* _Entries_
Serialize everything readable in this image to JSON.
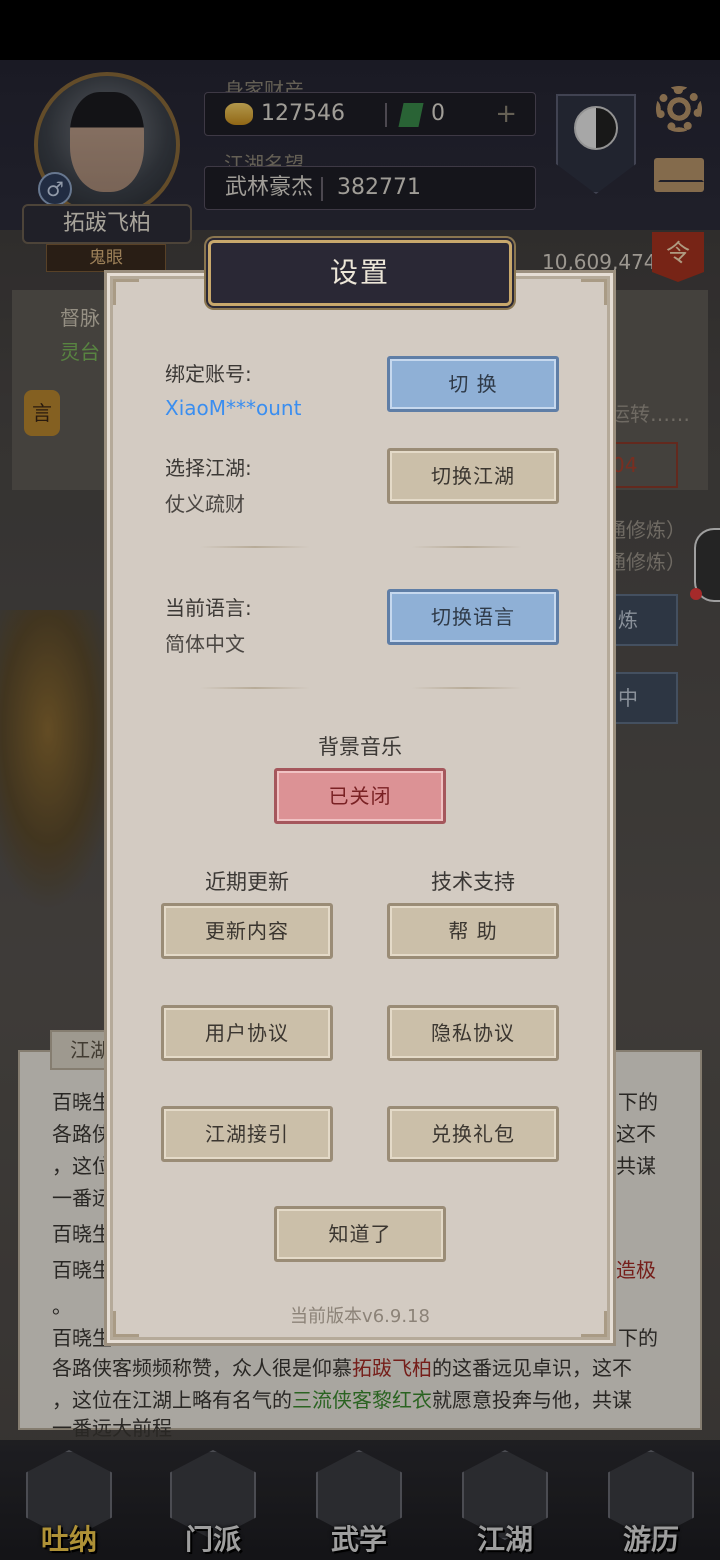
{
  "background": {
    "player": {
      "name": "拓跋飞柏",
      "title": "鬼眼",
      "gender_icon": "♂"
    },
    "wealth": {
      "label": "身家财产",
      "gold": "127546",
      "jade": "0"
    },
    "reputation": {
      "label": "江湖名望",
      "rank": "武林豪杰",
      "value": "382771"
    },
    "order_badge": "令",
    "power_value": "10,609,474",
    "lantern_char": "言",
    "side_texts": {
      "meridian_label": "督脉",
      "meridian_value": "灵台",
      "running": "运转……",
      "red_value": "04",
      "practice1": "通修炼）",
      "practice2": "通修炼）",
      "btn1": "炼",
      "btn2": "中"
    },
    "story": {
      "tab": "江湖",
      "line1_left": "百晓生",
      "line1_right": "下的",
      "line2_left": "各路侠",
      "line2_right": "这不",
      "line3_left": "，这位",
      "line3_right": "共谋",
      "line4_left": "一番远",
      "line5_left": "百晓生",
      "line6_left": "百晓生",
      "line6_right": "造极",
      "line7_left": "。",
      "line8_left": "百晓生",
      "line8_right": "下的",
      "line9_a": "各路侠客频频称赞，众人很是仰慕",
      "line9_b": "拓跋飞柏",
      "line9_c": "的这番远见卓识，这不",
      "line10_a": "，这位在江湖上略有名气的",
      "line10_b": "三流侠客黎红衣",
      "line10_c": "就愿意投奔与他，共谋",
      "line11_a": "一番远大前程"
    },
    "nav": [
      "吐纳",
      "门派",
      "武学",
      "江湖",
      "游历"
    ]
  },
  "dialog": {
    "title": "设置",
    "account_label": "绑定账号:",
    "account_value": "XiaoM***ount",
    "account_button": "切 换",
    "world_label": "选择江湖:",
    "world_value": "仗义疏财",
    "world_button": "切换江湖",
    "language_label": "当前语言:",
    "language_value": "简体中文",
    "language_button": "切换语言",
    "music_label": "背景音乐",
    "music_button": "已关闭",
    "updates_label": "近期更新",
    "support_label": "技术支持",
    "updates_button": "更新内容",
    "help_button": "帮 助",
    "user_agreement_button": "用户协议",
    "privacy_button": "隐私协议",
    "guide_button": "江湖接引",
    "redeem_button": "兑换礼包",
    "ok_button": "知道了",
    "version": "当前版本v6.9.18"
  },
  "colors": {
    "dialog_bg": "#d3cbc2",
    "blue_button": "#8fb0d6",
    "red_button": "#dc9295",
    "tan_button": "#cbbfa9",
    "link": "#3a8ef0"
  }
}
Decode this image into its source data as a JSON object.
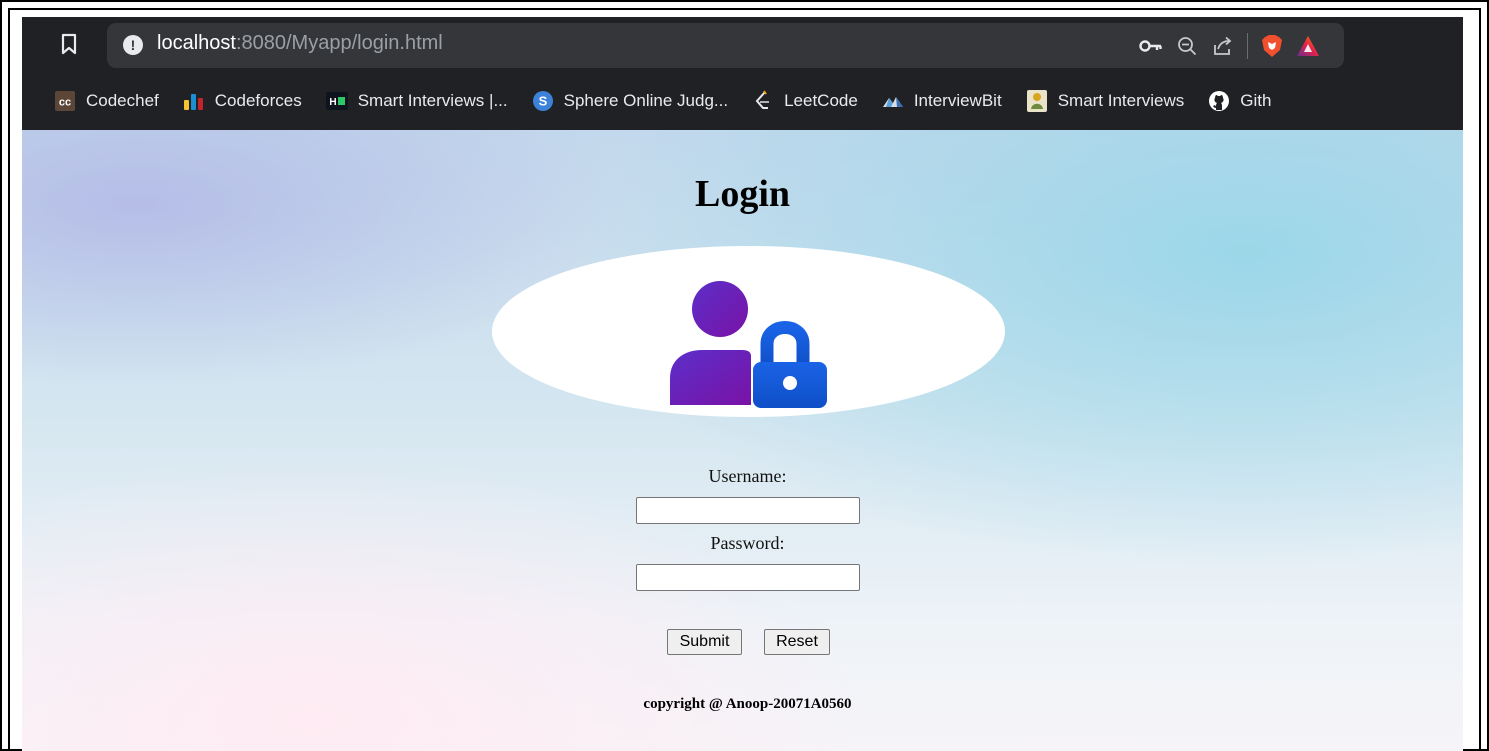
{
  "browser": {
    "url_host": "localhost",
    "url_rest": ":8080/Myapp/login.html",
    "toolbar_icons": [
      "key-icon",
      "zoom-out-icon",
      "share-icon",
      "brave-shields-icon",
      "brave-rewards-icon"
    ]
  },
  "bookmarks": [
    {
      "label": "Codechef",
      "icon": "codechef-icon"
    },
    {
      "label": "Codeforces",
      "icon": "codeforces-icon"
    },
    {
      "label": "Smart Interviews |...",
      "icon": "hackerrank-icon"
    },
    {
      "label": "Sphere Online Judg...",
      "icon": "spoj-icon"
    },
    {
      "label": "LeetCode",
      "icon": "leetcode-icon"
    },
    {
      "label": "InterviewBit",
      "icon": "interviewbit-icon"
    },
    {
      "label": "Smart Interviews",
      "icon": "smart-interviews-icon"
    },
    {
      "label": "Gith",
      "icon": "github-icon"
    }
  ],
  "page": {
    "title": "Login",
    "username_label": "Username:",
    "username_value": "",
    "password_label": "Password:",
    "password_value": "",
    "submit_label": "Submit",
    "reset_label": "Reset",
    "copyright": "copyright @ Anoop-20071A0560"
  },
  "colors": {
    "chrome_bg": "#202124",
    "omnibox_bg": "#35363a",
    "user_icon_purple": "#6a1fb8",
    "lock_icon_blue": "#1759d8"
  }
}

* _Problem to solve_
Only lines with the word "brave" should be collected from the material.

* _Exercise response_
      "brave-shields-icon",
      "brave-rewards-icon"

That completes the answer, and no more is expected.